Locate and copy all lines bearing the word "title".

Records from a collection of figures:
----

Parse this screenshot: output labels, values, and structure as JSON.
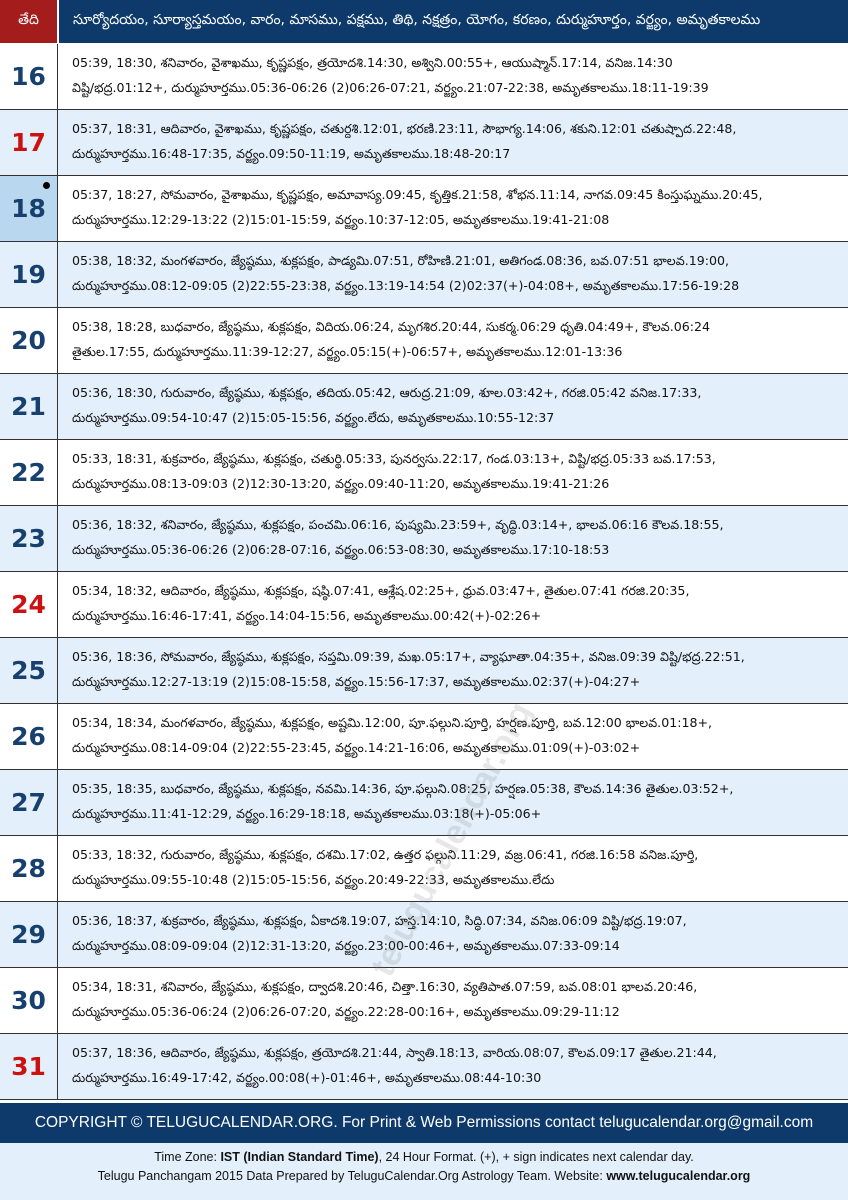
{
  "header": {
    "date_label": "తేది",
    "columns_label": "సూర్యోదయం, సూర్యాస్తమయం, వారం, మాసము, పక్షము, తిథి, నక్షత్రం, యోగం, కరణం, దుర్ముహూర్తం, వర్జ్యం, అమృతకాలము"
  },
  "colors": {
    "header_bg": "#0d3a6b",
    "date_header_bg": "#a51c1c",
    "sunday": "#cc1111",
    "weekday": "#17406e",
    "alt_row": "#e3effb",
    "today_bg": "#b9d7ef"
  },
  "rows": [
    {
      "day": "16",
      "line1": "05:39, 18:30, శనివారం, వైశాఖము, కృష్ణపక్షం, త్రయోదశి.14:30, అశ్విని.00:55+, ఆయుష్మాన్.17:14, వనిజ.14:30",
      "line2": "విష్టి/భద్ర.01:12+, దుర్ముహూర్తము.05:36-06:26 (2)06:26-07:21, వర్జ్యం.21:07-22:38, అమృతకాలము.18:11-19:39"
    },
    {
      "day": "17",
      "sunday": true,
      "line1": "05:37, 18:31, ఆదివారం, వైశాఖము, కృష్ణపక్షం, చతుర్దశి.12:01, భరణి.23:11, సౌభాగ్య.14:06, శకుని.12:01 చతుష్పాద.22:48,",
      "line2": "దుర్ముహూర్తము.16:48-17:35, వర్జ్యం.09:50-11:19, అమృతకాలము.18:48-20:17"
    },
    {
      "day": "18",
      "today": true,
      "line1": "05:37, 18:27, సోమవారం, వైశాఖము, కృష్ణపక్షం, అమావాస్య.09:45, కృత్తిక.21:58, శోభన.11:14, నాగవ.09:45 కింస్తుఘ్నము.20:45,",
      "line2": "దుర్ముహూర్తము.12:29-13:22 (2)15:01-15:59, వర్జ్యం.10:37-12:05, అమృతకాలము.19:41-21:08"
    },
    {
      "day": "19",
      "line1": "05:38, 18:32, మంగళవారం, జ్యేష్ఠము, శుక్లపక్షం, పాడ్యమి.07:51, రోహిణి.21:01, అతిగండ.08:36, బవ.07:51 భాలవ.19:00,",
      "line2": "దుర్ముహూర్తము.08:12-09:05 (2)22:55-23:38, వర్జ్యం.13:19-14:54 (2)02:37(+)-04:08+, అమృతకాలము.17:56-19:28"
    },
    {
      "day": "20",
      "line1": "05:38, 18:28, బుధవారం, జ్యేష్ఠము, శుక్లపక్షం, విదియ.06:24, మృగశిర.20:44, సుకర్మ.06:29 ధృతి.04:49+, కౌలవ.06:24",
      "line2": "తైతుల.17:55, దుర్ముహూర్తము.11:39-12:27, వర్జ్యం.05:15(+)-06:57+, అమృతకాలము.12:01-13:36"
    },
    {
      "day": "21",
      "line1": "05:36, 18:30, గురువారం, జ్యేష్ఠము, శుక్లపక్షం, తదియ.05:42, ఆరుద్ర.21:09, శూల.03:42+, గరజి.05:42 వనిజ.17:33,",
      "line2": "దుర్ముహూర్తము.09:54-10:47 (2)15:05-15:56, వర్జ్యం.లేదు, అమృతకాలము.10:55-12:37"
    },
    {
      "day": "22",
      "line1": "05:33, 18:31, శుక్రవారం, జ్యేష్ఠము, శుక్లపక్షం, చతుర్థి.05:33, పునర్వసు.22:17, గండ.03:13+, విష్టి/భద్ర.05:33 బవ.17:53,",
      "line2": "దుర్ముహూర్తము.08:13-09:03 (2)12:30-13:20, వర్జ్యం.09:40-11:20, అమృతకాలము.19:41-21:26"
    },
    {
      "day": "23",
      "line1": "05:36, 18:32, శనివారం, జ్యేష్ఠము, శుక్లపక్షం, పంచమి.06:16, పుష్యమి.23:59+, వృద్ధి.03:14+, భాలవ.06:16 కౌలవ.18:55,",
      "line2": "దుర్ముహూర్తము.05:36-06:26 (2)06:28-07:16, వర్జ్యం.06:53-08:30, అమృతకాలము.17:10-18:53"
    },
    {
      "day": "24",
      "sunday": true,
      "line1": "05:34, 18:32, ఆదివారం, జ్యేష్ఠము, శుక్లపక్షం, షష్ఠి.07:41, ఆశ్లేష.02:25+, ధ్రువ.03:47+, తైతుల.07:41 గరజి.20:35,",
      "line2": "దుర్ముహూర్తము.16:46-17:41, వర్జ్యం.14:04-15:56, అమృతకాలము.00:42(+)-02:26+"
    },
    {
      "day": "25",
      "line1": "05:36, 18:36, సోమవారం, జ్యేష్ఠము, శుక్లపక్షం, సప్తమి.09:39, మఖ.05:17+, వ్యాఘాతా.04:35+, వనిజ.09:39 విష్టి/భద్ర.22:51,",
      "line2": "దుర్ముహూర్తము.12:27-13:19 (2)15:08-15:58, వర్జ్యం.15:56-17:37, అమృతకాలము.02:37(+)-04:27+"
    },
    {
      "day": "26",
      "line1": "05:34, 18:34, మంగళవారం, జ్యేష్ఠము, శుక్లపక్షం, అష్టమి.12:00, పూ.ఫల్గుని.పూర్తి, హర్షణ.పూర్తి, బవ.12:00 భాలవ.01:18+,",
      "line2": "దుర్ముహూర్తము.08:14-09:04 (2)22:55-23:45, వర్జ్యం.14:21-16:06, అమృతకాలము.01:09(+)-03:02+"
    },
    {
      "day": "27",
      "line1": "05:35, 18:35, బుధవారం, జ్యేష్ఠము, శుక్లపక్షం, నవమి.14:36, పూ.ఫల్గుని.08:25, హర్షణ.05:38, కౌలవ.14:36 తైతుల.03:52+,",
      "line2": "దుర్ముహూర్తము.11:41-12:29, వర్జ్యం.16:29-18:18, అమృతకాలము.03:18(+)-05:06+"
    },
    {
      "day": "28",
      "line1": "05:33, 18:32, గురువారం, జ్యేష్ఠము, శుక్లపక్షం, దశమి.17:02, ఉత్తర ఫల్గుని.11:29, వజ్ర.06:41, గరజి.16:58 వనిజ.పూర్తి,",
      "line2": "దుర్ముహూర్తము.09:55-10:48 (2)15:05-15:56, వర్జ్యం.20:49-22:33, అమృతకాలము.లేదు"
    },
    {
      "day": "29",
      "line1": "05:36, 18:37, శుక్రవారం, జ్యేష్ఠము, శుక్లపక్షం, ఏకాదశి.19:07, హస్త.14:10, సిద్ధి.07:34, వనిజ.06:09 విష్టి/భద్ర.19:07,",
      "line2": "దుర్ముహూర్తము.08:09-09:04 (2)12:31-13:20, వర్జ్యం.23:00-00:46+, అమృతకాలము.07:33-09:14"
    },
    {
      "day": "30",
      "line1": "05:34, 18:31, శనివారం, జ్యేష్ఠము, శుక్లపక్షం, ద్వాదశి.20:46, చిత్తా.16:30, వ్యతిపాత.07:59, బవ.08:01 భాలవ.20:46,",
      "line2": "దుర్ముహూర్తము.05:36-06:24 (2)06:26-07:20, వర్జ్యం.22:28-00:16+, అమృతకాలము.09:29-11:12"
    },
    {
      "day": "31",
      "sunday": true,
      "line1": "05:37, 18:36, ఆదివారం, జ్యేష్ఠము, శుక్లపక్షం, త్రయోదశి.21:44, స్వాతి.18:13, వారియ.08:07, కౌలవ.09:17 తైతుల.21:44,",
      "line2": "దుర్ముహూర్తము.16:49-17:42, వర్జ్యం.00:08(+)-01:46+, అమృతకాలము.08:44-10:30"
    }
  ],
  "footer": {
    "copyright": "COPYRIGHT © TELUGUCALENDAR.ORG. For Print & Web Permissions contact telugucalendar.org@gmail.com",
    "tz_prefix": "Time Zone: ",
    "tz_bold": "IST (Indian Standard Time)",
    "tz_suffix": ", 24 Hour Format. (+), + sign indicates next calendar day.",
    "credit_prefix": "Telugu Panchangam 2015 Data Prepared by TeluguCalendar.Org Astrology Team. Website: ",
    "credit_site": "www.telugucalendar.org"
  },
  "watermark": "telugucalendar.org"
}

----

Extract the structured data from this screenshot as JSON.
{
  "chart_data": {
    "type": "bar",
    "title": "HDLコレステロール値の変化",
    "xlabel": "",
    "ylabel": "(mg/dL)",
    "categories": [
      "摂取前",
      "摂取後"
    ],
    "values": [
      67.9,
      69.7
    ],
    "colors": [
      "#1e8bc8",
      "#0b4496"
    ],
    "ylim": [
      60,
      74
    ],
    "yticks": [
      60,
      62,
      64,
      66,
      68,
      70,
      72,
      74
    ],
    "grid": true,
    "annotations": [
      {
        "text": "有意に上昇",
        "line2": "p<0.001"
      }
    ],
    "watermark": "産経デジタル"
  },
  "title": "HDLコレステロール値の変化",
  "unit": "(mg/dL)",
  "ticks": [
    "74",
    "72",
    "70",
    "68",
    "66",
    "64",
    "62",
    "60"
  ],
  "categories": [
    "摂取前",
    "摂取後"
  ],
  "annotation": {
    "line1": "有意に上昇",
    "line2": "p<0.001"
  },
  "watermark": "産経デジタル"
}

----

:: RESULT OF THIS EXERCISE ::
    "title": "HDLコレステロール値の変化",
  "title": "HDLコレステロール値の変化",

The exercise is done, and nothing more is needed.